Do this
Reproduce the listing word for word, leaving every picture behind.

----------------------------------------

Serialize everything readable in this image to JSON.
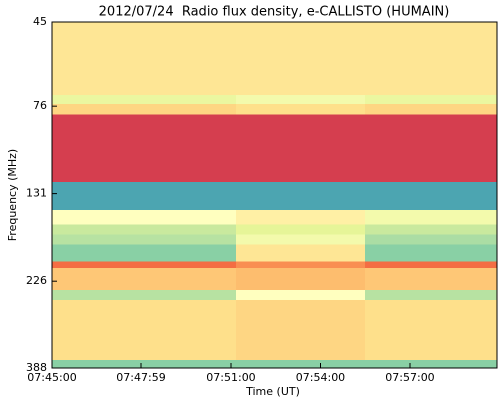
{
  "chart_data": {
    "type": "heatmap",
    "title": "2012/07/24  Radio flux density, e-CALLISTO (HUMAIN)",
    "xlabel": "Time (UT)",
    "ylabel": "Frequency (MHz)",
    "xlim": [
      0,
      895
    ],
    "xticks": [
      {
        "value": 0,
        "label": "07:45:00"
      },
      {
        "value": 179,
        "label": "07:47:59"
      },
      {
        "value": 360,
        "label": "07:51:00"
      },
      {
        "value": 540,
        "label": "07:54:00"
      },
      {
        "value": 720,
        "label": "07:57:00"
      }
    ],
    "ylim": [
      45,
      388
    ],
    "yticks": [
      45,
      76,
      131,
      226,
      388
    ],
    "yscale": "log",
    "yinvert": true,
    "colormap": "Spectral",
    "clim": [
      0,
      1
    ],
    "time_edges": [
      0,
      370,
      630,
      895
    ],
    "freq_edges": [
      45,
      71,
      75,
      80,
      122,
      145,
      159,
      169,
      180,
      200,
      208,
      239,
      254,
      369,
      388
    ],
    "values": [
      [
        0.42,
        0.42,
        0.42
      ],
      [
        0.58,
        0.55,
        0.58
      ],
      [
        0.38,
        0.4,
        0.38
      ],
      [
        0.1,
        0.1,
        0.1
      ],
      [
        0.85,
        0.85,
        0.85
      ],
      [
        0.5,
        0.45,
        0.55
      ],
      [
        0.65,
        0.6,
        0.65
      ],
      [
        0.68,
        0.55,
        0.7
      ],
      [
        0.75,
        0.42,
        0.75
      ],
      [
        0.2,
        0.25,
        0.2
      ],
      [
        0.35,
        0.33,
        0.35
      ],
      [
        0.68,
        0.5,
        0.68
      ],
      [
        0.4,
        0.38,
        0.4
      ],
      [
        0.75,
        0.75,
        0.75
      ]
    ]
  }
}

----------------------------------------

Reply to the task
Serialize everything readable in this image to JSON.
{
  "chart_data": {
    "type": "heatmap",
    "title": "2012/07/24  Radio flux density, e-CALLISTO (HUMAIN)",
    "xlabel": "Time (UT)",
    "ylabel": "Frequency (MHz)",
    "xlim": [
      0,
      895
    ],
    "xticks": [
      {
        "value": 0,
        "label": "07:45:00"
      },
      {
        "value": 179,
        "label": "07:47:59"
      },
      {
        "value": 360,
        "label": "07:51:00"
      },
      {
        "value": 540,
        "label": "07:54:00"
      },
      {
        "value": 720,
        "label": "07:57:00"
      }
    ],
    "ylim": [
      45,
      388
    ],
    "yticks": [
      45,
      76,
      131,
      226,
      388
    ],
    "yscale": "log",
    "yinvert": true,
    "colormap": "Spectral",
    "clim": [
      0,
      1
    ],
    "time_edges": [
      0,
      370,
      630,
      895
    ],
    "freq_edges": [
      45,
      71,
      75,
      80,
      122,
      145,
      159,
      169,
      180,
      200,
      208,
      239,
      254,
      369,
      388
    ],
    "values": [
      [
        0.42,
        0.42,
        0.42
      ],
      [
        0.58,
        0.55,
        0.58
      ],
      [
        0.38,
        0.4,
        0.38
      ],
      [
        0.1,
        0.1,
        0.1
      ],
      [
        0.85,
        0.85,
        0.85
      ],
      [
        0.5,
        0.45,
        0.55
      ],
      [
        0.65,
        0.6,
        0.65
      ],
      [
        0.68,
        0.55,
        0.7
      ],
      [
        0.75,
        0.42,
        0.75
      ],
      [
        0.2,
        0.25,
        0.2
      ],
      [
        0.35,
        0.33,
        0.35
      ],
      [
        0.68,
        0.5,
        0.68
      ],
      [
        0.4,
        0.38,
        0.4
      ],
      [
        0.75,
        0.75,
        0.75
      ]
    ]
  }
}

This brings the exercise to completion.